* Task to complete *
Return each line containing the string "fecal".

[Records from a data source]

____________

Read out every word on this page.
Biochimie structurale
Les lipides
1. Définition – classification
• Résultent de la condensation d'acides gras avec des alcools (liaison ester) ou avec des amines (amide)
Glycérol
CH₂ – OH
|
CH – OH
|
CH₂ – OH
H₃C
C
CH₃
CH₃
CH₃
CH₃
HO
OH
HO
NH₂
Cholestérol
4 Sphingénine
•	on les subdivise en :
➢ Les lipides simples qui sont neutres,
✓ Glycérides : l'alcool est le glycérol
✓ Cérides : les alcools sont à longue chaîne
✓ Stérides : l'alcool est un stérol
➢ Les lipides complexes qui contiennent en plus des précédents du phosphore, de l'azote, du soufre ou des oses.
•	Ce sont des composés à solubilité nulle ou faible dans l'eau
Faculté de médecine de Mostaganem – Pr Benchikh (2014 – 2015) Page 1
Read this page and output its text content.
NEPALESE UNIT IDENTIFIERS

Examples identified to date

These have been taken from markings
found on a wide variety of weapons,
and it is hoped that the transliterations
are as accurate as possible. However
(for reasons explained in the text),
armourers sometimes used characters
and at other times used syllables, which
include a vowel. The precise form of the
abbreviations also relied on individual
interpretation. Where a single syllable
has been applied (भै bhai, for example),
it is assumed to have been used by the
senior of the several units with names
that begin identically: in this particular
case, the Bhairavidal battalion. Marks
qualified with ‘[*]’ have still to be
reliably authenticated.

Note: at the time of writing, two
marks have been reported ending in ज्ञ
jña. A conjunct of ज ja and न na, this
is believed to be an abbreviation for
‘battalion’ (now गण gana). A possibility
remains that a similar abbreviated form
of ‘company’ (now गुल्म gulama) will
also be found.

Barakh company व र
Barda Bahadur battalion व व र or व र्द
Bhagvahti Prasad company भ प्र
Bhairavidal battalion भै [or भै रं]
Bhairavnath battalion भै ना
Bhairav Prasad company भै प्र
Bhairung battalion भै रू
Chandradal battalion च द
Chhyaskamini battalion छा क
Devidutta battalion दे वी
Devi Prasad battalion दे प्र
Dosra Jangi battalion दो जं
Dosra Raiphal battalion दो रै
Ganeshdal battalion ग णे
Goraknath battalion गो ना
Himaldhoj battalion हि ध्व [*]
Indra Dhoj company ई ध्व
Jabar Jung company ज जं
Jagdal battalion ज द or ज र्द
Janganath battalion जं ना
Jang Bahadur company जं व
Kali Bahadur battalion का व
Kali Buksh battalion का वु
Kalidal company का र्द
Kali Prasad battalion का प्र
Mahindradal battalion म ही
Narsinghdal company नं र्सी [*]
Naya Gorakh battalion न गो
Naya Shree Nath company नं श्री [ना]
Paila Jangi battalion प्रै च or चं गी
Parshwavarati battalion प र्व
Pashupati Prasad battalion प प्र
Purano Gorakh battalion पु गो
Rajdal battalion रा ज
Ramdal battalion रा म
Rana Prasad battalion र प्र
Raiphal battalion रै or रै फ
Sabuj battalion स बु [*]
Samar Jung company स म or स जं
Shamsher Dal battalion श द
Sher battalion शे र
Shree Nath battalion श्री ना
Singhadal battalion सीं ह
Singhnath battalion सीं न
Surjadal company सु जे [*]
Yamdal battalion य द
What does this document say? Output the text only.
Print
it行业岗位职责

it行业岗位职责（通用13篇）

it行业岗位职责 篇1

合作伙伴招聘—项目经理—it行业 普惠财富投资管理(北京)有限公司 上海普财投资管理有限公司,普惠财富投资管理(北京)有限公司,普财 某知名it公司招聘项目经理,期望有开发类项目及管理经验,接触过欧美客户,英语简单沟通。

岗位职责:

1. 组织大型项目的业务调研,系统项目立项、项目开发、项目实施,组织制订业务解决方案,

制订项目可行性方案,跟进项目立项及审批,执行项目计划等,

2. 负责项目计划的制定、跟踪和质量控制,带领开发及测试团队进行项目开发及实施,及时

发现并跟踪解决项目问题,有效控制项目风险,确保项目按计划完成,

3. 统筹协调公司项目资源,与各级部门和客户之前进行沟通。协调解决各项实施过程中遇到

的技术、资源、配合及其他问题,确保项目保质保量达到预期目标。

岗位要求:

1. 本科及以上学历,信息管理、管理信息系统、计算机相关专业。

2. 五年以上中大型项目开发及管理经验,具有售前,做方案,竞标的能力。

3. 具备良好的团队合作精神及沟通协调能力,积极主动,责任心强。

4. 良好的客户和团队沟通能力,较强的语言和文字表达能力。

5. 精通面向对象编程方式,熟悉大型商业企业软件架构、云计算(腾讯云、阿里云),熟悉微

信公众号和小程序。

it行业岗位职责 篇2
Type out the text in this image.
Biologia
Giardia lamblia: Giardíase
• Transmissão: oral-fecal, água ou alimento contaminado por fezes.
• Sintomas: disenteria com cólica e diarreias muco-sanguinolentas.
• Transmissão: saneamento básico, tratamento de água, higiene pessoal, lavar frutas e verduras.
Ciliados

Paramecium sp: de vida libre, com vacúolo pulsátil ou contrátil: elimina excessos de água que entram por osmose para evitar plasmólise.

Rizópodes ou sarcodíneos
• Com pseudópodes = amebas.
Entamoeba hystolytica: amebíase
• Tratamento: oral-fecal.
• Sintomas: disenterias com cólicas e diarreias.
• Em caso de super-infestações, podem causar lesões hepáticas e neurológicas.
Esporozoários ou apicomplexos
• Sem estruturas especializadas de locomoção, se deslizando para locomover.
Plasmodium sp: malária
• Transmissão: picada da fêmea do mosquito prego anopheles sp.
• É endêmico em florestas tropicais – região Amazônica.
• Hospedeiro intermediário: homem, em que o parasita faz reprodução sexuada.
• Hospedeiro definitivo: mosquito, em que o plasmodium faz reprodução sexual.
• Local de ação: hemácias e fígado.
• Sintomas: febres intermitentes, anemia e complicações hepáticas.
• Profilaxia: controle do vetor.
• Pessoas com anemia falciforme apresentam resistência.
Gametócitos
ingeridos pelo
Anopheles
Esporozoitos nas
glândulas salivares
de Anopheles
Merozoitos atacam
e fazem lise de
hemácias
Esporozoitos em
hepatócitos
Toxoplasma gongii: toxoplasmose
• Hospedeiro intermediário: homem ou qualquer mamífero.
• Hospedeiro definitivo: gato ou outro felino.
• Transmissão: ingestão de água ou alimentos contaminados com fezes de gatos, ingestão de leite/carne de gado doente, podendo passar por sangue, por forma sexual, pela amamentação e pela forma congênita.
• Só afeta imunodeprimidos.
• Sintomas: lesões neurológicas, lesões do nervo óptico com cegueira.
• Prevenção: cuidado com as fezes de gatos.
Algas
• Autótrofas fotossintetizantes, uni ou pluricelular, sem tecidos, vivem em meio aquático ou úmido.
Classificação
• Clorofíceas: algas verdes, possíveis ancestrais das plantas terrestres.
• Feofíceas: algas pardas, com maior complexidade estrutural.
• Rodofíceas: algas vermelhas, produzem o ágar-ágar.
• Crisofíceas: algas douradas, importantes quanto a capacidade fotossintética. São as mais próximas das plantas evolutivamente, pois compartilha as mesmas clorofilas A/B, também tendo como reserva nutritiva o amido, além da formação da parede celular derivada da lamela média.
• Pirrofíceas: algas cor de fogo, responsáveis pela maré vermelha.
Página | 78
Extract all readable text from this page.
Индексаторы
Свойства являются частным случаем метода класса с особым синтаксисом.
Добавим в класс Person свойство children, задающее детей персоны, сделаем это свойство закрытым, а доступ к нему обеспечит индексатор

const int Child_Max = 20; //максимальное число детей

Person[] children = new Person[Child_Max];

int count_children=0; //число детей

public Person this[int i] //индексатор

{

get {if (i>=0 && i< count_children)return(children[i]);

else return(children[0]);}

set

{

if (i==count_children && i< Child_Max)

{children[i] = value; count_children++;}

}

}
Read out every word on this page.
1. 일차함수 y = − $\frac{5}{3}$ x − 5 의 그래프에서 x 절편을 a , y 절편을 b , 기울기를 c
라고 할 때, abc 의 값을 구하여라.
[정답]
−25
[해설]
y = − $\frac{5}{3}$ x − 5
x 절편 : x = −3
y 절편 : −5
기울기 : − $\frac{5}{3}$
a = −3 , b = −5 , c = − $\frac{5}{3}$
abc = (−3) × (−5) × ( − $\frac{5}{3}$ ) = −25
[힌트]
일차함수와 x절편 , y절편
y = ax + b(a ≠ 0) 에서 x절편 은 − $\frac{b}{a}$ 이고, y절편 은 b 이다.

____________

* Task output *
• Transmissão: oral-fecal, água ou alimento contaminado por fezes.
• Tratamento: oral-fecal.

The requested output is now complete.